### Set exercise
From the entries below, copy every line holding the word "this".

— begin —

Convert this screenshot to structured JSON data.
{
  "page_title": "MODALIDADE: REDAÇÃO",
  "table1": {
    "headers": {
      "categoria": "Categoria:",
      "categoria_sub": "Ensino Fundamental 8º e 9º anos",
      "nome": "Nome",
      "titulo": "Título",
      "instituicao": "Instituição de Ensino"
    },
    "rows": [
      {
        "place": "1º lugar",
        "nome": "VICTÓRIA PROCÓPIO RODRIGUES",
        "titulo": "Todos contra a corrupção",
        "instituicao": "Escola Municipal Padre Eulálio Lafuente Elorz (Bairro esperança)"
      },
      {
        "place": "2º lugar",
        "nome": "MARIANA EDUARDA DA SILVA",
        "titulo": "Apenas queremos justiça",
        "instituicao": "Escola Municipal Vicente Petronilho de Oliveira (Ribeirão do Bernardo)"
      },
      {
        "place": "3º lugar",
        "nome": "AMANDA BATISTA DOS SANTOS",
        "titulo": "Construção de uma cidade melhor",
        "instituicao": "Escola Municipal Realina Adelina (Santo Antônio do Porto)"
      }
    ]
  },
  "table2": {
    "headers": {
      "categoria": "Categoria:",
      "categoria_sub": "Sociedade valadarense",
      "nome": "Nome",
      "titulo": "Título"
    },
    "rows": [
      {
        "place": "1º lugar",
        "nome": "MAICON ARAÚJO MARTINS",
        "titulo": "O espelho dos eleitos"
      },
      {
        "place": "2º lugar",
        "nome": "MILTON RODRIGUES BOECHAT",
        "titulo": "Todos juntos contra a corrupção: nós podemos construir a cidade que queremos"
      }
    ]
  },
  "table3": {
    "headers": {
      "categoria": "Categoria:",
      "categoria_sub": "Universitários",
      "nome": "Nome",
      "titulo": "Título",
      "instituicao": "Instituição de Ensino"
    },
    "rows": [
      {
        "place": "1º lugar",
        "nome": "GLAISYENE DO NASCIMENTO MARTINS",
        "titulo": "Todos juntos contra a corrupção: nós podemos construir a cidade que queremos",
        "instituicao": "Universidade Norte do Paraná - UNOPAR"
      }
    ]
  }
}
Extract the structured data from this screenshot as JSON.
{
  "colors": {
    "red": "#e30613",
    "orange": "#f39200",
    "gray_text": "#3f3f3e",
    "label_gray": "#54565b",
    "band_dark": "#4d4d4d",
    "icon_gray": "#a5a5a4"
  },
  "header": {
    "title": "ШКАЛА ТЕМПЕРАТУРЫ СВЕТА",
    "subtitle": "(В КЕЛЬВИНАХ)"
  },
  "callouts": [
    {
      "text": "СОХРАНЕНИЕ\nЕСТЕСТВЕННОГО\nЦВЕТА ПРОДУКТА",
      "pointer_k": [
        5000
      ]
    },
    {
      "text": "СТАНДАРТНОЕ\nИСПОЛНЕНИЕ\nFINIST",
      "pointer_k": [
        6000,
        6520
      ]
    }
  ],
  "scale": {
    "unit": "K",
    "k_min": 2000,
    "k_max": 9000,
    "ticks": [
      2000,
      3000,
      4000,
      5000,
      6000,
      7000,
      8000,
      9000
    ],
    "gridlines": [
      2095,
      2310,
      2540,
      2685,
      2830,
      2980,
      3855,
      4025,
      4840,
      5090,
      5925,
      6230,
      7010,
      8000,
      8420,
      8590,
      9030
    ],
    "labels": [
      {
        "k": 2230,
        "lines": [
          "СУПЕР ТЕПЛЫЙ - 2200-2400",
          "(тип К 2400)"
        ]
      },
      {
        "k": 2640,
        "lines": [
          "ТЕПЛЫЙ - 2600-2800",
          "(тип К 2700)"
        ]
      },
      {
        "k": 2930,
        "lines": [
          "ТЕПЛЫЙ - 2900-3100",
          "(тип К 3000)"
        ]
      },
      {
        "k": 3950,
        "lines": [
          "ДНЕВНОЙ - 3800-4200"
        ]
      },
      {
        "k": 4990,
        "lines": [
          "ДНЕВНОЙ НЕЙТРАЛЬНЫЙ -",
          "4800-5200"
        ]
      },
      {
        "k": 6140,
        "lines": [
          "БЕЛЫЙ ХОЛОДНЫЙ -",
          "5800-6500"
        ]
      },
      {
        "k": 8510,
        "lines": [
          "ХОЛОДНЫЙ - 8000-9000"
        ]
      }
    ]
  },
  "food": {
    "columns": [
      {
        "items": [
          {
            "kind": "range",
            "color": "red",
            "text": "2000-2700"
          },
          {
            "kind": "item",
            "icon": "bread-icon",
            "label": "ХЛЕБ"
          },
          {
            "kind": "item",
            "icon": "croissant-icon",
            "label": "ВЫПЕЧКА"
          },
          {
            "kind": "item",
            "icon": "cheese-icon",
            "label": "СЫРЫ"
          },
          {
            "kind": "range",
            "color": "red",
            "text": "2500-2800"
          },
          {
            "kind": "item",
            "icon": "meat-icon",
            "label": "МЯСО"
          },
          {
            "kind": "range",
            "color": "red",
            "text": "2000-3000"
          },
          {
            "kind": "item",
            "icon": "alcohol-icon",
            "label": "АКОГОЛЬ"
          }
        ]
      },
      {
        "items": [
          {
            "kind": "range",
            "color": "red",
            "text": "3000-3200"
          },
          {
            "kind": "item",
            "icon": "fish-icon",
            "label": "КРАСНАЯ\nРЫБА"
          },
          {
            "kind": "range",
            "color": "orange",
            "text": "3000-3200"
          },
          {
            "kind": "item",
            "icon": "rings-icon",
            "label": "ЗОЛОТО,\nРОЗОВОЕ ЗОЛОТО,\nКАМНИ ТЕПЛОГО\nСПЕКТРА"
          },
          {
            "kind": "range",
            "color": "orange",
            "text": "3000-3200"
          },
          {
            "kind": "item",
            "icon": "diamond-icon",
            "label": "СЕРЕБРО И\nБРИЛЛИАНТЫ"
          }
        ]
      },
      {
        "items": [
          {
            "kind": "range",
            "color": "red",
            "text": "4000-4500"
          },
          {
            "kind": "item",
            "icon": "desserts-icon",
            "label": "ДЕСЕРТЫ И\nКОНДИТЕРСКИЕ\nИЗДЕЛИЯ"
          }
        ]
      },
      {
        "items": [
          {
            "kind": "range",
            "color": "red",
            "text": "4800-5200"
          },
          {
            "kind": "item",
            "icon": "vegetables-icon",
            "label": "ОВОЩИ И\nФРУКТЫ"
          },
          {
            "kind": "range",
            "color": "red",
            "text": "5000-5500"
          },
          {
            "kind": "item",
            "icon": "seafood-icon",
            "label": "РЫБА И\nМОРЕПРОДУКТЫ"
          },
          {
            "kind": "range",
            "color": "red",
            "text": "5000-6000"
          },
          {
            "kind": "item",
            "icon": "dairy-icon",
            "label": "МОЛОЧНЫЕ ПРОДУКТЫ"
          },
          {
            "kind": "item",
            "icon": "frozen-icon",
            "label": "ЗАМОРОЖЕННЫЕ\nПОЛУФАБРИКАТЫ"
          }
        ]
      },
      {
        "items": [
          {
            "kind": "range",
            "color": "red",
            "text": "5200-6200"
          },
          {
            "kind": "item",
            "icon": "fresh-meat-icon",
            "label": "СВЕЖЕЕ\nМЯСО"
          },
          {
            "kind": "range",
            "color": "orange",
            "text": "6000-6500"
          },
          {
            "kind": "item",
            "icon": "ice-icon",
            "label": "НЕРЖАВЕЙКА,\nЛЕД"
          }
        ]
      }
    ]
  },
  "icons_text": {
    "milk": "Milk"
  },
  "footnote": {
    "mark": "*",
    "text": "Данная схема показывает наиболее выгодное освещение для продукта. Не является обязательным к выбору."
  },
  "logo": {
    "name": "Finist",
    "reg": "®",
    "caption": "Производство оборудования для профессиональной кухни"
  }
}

— end —

### The result
Convert this screenshot to structured JSON data.
Extract the structured data from this screenshot as JSON.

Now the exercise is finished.